=== REQUIRED WORK ===
Make an exact copy of all the entries, but do not reproduce the pictures.

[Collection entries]
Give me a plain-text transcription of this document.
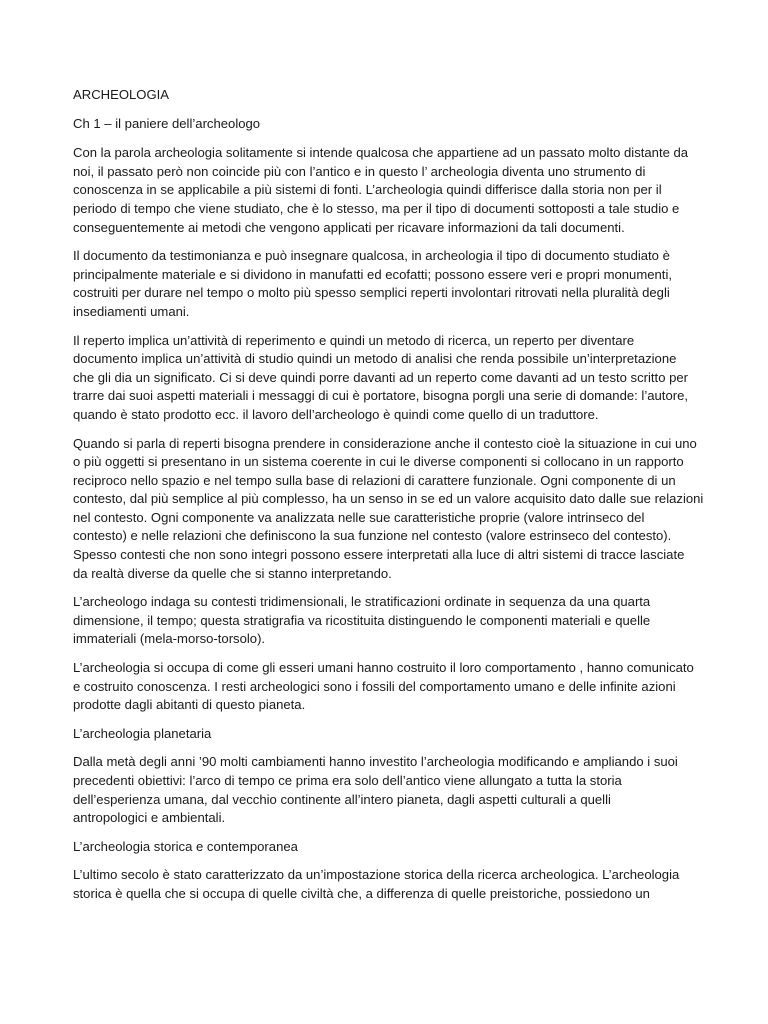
ARCHEOLOGIA
Ch 1 – il paniere dell’archeologo
Con la parola archeologia solitamente si intende qualcosa che appartiene ad un passato molto distante da
noi, il passato però non coincide più con l’antico e in questo l’ archeologia diventa uno strumento di
conoscenza in se applicabile a più sistemi di fonti. L’archeologia quindi differisce dalla storia non per il
periodo di tempo che viene studiato, che è lo stesso, ma per il tipo di documenti sottoposti a tale studio e
conseguentemente ai metodi che vengono applicati per ricavare informazioni da tali documenti.
Il documento da testimonianza e può insegnare qualcosa, in archeologia il tipo di documento studiato è
principalmente materiale e si dividono in manufatti ed ecofatti; possono essere veri e propri monumenti,
costruiti per durare nel tempo o molto più spesso semplici reperti involontari ritrovati nella pluralità degli
insediamenti umani.
Il reperto implica un’attività di reperimento e quindi un metodo di ricerca, un reperto per diventare
documento implica un’attività di studio quindi un metodo di analisi che renda possibile un’interpretazione
che gli dia un significato. Ci si deve quindi porre davanti ad un reperto come davanti ad un testo scritto per
trarre dai suoi aspetti materiali i messaggi di cui è portatore, bisogna porgli una serie di domande: l’autore,
quando è stato prodotto ecc. il lavoro dell’archeologo è quindi come quello di un traduttore.
Quando si parla di reperti bisogna prendere in considerazione anche il contesto cioè la situazione in cui uno
o più oggetti si presentano in un sistema coerente in cui le diverse componenti si collocano in un rapporto
reciproco nello spazio e nel tempo sulla base di relazioni di carattere funzionale. Ogni componente di un
contesto, dal più semplice al più complesso, ha un senso in se ed un valore acquisito dato dalle sue relazioni
nel contesto. Ogni componente va analizzata nelle sue caratteristiche proprie (valore intrinseco del
contesto) e nelle relazioni che definiscono la sua funzione nel contesto (valore estrinseco del contesto).
Spesso contesti che non sono integri possono essere interpretati alla luce di altri sistemi di tracce lasciate
da realtà diverse da quelle che si stanno interpretando.
L’archeologo indaga su contesti tridimensionali, le stratificazioni ordinate in sequenza da una quarta
dimensione, il tempo; questa stratigrafia va ricostituita distinguendo le componenti materiali e quelle
immateriali (mela-morso-torsolo).
L’archeologia si occupa di come gli esseri umani hanno costruito il loro comportamento , hanno comunicato
e costruito conoscenza. I resti archeologici sono i fossili del comportamento umano e delle infinite azioni
prodotte dagli abitanti di questo pianeta.
L’archeologia planetaria
Dalla metà degli anni ’90 molti cambiamenti hanno investito l’archeologia modificando e ampliando i suoi
precedenti obiettivi: l’arco di tempo ce prima era solo dell’antico viene allungato a tutta la storia
dell’esperienza umana, dal vecchio continente all’intero pianeta, dagli aspetti culturali a quelli
antropologici e ambientali.
L’archeologia storica e contemporanea
L’ultimo secolo è stato caratterizzato da un’impostazione storica della ricerca archeologica. L’archeologia
storica è quella che si occupa di quelle civiltà che, a differenza di quelle preistoriche, possiedono un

=== SOLUTION ===
Give me a plain-text transcription of this document.
ARCHEOLOGIA
Ch 1 – il paniere dell’archeologo
Con la parola archeologia solitamente si intende qualcosa che appartiene ad un passato molto distante da
noi, il passato però non coincide più con l’antico e in questo l’ archeologia diventa uno strumento di
conoscenza in se applicabile a più sistemi di fonti. L’archeologia quindi differisce dalla storia non per il
periodo di tempo che viene studiato, che è lo stesso, ma per il tipo di documenti sottoposti a tale studio e
conseguentemente ai metodi che vengono applicati per ricavare informazioni da tali documenti.
Il documento da testimonianza e può insegnare qualcosa, in archeologia il tipo di documento studiato è
principalmente materiale e si dividono in manufatti ed ecofatti; possono essere veri e propri monumenti,
costruiti per durare nel tempo o molto più spesso semplici reperti involontari ritrovati nella pluralità degli
insediamenti umani.
Il reperto implica un’attività di reperimento e quindi un metodo di ricerca, un reperto per diventare
documento implica un’attività di studio quindi un metodo di analisi che renda possibile un’interpretazione
che gli dia un significato. Ci si deve quindi porre davanti ad un reperto come davanti ad un testo scritto per
trarre dai suoi aspetti materiali i messaggi di cui è portatore, bisogna porgli una serie di domande: l’autore,
quando è stato prodotto ecc. il lavoro dell’archeologo è quindi come quello di un traduttore.
Quando si parla di reperti bisogna prendere in considerazione anche il contesto cioè la situazione in cui uno
o più oggetti si presentano in un sistema coerente in cui le diverse componenti si collocano in un rapporto
reciproco nello spazio e nel tempo sulla base di relazioni di carattere funzionale. Ogni componente di un
contesto, dal più semplice al più complesso, ha un senso in se ed un valore acquisito dato dalle sue relazioni
nel contesto. Ogni componente va analizzata nelle sue caratteristiche proprie (valore intrinseco del
contesto) e nelle relazioni che definiscono la sua funzione nel contesto (valore estrinseco del contesto).
Spesso contesti che non sono integri possono essere interpretati alla luce di altri sistemi di tracce lasciate
da realtà diverse da quelle che si stanno interpretando.
L’archeologo indaga su contesti tridimensionali, le stratificazioni ordinate in sequenza da una quarta
dimensione, il tempo; questa stratigrafia va ricostituita distinguendo le componenti materiali e quelle
immateriali (mela-morso-torsolo).
L’archeologia si occupa di come gli esseri umani hanno costruito il loro comportamento , hanno comunicato
e costruito conoscenza. I resti archeologici sono i fossili del comportamento umano e delle infinite azioni
prodotte dagli abitanti di questo pianeta.
L’archeologia planetaria
Dalla metà degli anni ’90 molti cambiamenti hanno investito l’archeologia modificando e ampliando i suoi
precedenti obiettivi: l’arco di tempo ce prima era solo dell’antico viene allungato a tutta la storia
dell’esperienza umana, dal vecchio continente all’intero pianeta, dagli aspetti culturali a quelli
antropologici e ambientali.
L’archeologia storica e contemporanea
L’ultimo secolo è stato caratterizzato da un’impostazione storica della ricerca archeologica. L’archeologia
storica è quella che si occupa di quelle civiltà che, a differenza di quelle preistoriche, possiedono un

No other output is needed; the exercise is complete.